# [Written instruction]
Reproduce every entry in the listing without alteration.

# [Source data]
****************************************
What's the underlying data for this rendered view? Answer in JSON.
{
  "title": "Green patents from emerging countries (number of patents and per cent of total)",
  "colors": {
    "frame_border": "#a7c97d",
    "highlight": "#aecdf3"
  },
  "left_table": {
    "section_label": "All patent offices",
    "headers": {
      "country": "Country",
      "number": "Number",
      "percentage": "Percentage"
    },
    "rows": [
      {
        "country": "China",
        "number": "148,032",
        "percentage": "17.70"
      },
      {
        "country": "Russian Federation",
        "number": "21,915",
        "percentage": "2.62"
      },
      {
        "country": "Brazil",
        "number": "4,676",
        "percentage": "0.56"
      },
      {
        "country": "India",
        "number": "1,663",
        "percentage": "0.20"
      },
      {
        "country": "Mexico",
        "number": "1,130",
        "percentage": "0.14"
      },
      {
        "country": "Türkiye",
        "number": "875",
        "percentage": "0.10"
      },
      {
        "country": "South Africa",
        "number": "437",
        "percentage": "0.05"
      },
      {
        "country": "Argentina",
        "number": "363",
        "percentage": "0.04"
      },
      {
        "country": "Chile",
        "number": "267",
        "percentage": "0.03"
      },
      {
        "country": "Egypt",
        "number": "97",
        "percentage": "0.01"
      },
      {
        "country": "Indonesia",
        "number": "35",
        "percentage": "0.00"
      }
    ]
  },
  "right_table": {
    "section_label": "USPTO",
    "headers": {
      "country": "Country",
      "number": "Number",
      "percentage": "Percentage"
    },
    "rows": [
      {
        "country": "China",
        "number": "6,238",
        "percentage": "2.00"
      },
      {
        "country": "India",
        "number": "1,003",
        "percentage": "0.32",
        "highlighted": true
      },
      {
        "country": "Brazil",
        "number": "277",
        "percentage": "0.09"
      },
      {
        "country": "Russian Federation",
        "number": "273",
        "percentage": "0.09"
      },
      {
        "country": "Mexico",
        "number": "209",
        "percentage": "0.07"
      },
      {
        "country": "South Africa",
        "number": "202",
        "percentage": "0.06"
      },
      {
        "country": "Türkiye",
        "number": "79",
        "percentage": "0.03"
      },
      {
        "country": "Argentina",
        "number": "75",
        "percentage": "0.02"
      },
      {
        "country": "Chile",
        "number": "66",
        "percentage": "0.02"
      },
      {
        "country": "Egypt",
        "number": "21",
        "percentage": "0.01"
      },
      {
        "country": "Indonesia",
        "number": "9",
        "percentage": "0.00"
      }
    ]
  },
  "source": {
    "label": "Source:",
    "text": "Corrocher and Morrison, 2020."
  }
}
****************************************
# [Solution for this task]
What's the underlying data for this rendered view? Answer in JSON.
{
  "title": "Green patents from emerging countries (number of patents and per cent of total)",
  "colors": {
    "frame_border": "#a7c97d",
    "highlight": "#aecdf3"
  },
  "left_table": {
    "section_label": "All patent offices",
    "headers": {
      "country": "Country",
      "number": "Number",
      "percentage": "Percentage"
    },
    "rows": [
      {
        "country": "China",
        "number": "148,032",
        "percentage": "17.70"
      },
      {
        "country": "Russian Federation",
        "number": "21,915",
        "percentage": "2.62"
      },
      {
        "country": "Brazil",
        "number": "4,676",
        "percentage": "0.56"
      },
      {
        "country": "India",
        "number": "1,663",
        "percentage": "0.20"
      },
      {
        "country": "Mexico",
        "number": "1,130",
        "percentage": "0.14"
      },
      {
        "country": "Türkiye",
        "number": "875",
        "percentage": "0.10"
      },
      {
        "country": "South Africa",
        "number": "437",
        "percentage": "0.05"
      },
      {
        "country": "Argentina",
        "number": "363",
        "percentage": "0.04"
      },
      {
        "country": "Chile",
        "number": "267",
        "percentage": "0.03"
      },
      {
        "country": "Egypt",
        "number": "97",
        "percentage": "0.01"
      },
      {
        "country": "Indonesia",
        "number": "35",
        "percentage": "0.00"
      }
    ]
  },
  "right_table": {
    "section_label": "USPTO",
    "headers": {
      "country": "Country",
      "number": "Number",
      "percentage": "Percentage"
    },
    "rows": [
      {
        "country": "China",
        "number": "6,238",
        "percentage": "2.00"
      },
      {
        "country": "India",
        "number": "1,003",
        "percentage": "0.32",
        "highlighted": true
      },
      {
        "country": "Brazil",
        "number": "277",
        "percentage": "0.09"
      },
      {
        "country": "Russian Federation",
        "number": "273",
        "percentage": "0.09"
      },
      {
        "country": "Mexico",
        "number": "209",
        "percentage": "0.07"
      },
      {
        "country": "South Africa",
        "number": "202",
        "percentage": "0.06"
      },
      {
        "country": "Türkiye",
        "number": "79",
        "percentage": "0.03"
      },
      {
        "country": "Argentina",
        "number": "75",
        "percentage": "0.02"
      },
      {
        "country": "Chile",
        "number": "66",
        "percentage": "0.02"
      },
      {
        "country": "Egypt",
        "number": "21",
        "percentage": "0.01"
      },
      {
        "country": "Indonesia",
        "number": "9",
        "percentage": "0.00"
      }
    ]
  },
  "source": {
    "label": "Source:",
    "text": "Corrocher and Morrison, 2020."
  }
}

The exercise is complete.